__Given instruction__
Extract every entry word for word. Skip the pictures.
— BEGIN —
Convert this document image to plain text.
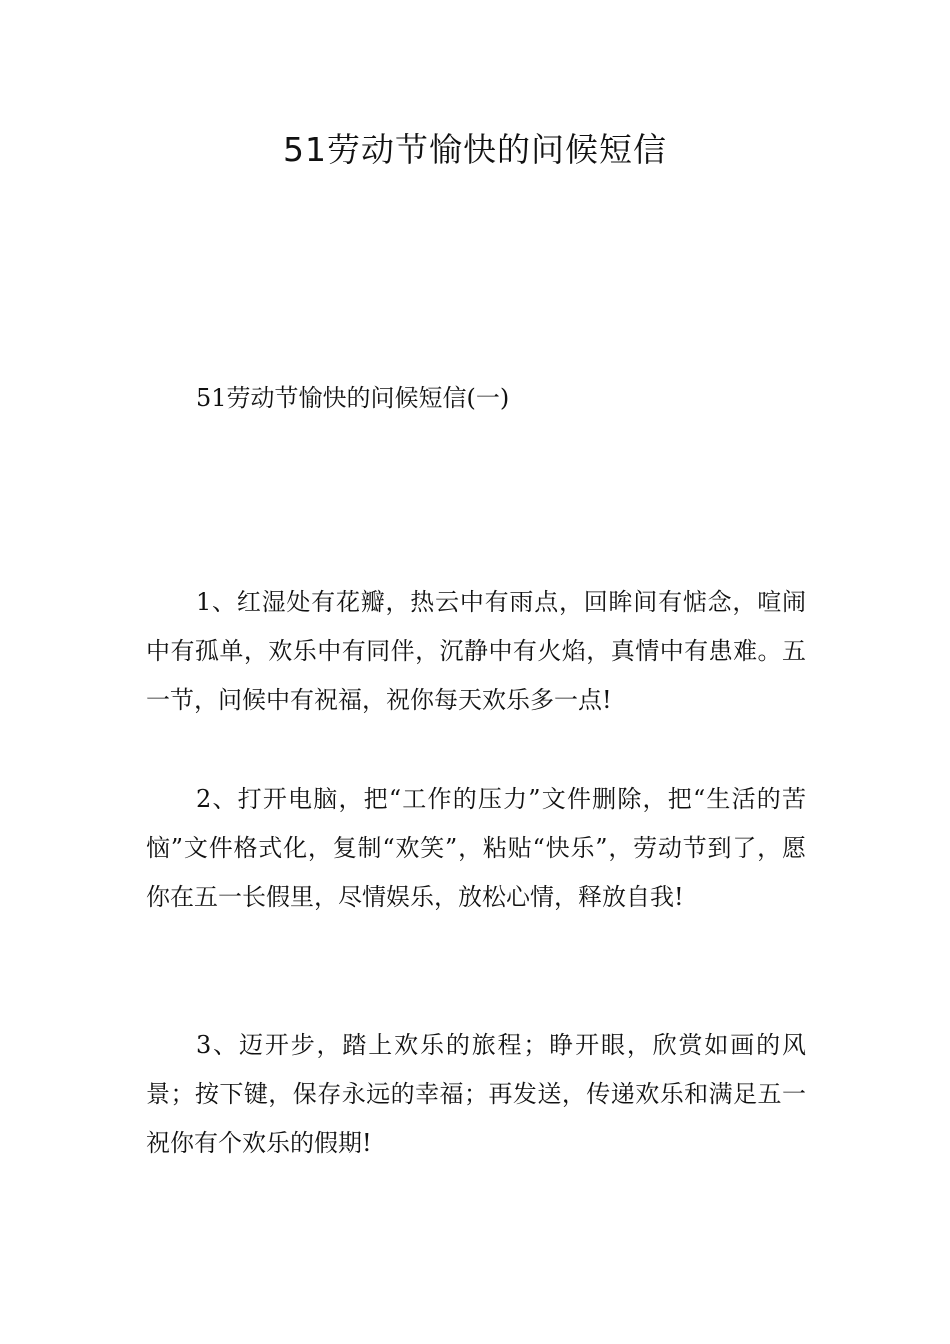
51劳动节愉快的问候短信
51劳动节愉快的问候短信(一)

1、红湿处有花瓣，热云中有雨点，回眸间有惦念，喧闹中有孤单，欢乐中有同伴，沉静中有火焰，真情中有患难。五一节，问候中有祝福，祝你每天欢乐多一点!

2、打开电脑，把“工作的压力”文件删除，把“生活的苦恼”文件格式化，复制“欢笑”，粘贴“快乐”，劳动节到了，愿你在五一长假里，尽情娱乐，放松心情，释放自我!

3、迈开步，踏上欢乐的旅程；睁开眼，欣赏如画的风景；按下键，保存永远的幸福；再发送，传递欢乐和满足五一祝你有个欢乐的假期!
— END —
__Answer__
Convert this document image to plain text.
51劳动节愉快的问候短信
51劳动节愉快的问候短信(一)

1、红湿处有花瓣，热云中有雨点，回眸间有惦念，喧闹中有孤单，欢乐中有同伴，沉静中有火焰，真情中有患难。五一节，问候中有祝福，祝你每天欢乐多一点!

2、打开电脑，把“工作的压力”文件删除，把“生活的苦恼”文件格式化，复制“欢笑”，粘贴“快乐”，劳动节到了，愿你在五一长假里，尽情娱乐，放松心情，释放自我!

3、迈开步，踏上欢乐的旅程；睁开眼，欣赏如画的风景；按下键，保存永远的幸福；再发送，传递欢乐和满足五一祝你有个欢乐的假期!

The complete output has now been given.